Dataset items
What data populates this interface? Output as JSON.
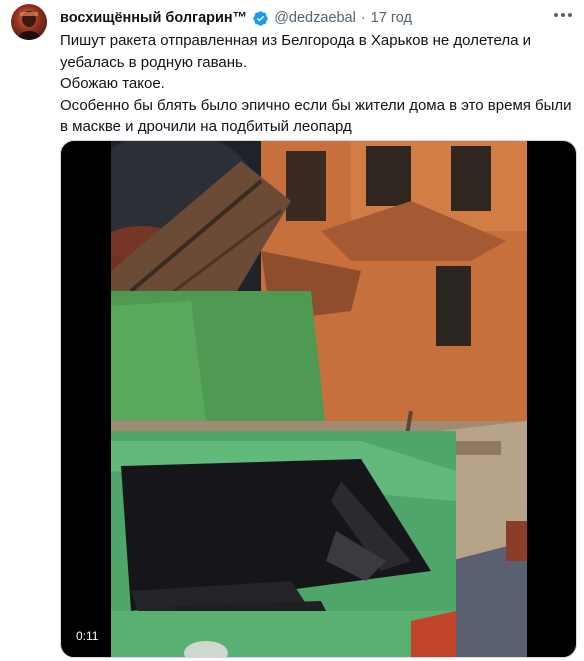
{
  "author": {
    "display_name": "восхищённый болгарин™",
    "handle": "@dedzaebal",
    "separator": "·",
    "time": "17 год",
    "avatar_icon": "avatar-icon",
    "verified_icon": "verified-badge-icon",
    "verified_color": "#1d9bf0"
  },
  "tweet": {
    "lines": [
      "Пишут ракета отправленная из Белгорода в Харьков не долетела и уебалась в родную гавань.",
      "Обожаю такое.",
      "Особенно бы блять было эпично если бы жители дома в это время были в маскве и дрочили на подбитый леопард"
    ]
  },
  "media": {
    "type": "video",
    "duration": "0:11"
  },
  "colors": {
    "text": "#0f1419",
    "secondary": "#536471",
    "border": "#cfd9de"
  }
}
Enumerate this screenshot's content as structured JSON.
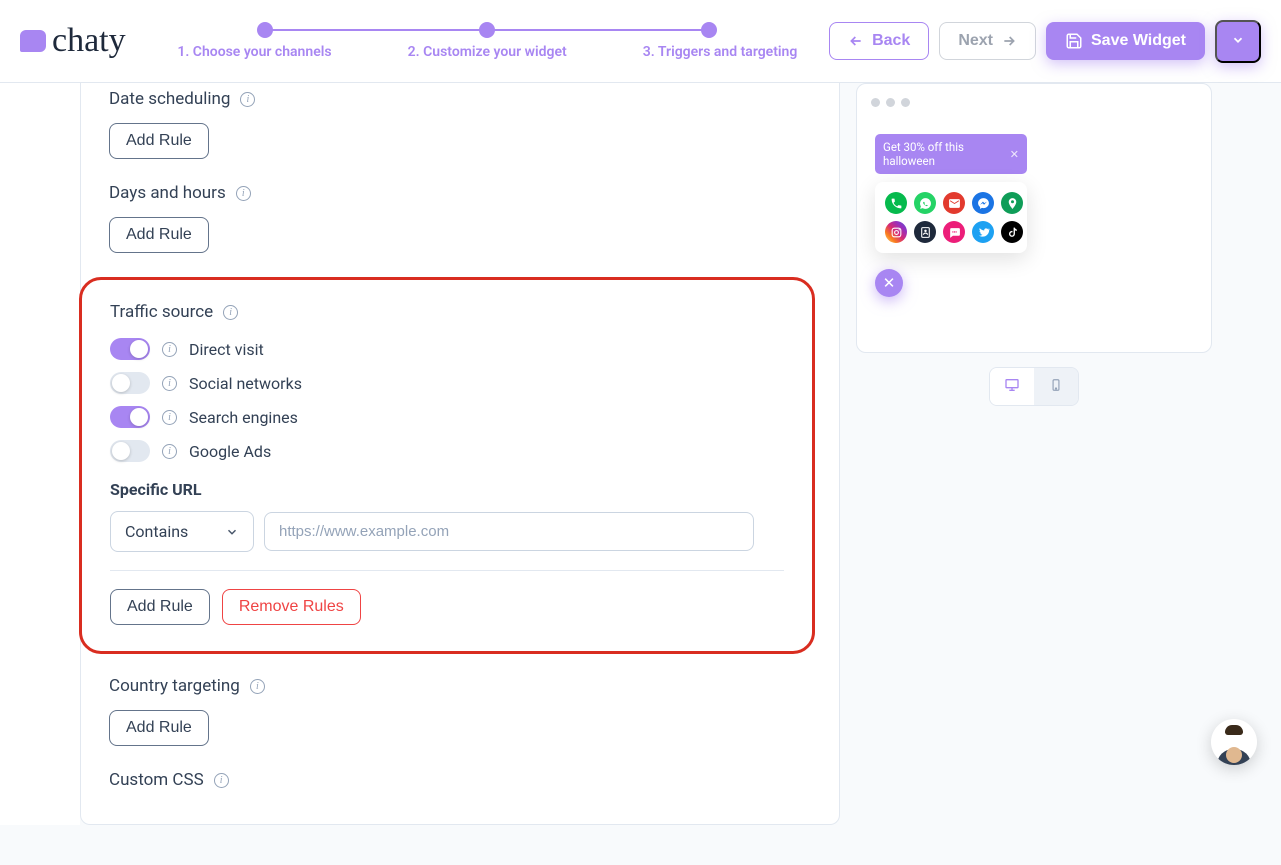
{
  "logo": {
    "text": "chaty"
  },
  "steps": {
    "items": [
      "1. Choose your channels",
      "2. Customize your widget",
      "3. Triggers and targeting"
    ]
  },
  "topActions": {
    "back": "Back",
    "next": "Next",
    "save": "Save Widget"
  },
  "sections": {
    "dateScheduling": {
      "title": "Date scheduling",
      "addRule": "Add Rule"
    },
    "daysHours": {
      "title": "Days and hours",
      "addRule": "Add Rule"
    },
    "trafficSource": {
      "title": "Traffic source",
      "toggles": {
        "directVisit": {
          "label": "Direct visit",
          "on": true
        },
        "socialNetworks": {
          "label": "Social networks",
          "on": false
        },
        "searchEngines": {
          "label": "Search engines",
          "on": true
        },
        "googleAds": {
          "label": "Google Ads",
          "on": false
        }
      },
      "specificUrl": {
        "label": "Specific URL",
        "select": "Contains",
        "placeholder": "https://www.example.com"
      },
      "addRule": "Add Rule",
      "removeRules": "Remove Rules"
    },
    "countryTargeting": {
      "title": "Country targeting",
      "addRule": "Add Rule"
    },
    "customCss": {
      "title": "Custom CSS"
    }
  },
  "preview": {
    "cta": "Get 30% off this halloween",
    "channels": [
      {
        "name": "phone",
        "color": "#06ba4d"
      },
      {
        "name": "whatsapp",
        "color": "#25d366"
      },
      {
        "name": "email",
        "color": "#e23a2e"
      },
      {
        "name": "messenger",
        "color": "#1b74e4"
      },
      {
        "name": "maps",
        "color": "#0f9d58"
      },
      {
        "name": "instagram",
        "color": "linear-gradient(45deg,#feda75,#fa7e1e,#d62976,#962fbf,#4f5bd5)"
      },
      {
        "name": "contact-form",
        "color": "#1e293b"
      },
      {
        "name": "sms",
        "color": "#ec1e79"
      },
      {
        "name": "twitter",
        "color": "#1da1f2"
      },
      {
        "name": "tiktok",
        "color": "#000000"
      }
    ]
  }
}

### AIM OF THE TASK
Filter the entries above down to the lines containing the word "your".

### EXERCISE SOLUTION
      "1. Choose your channels",
      "2. Customize your widget",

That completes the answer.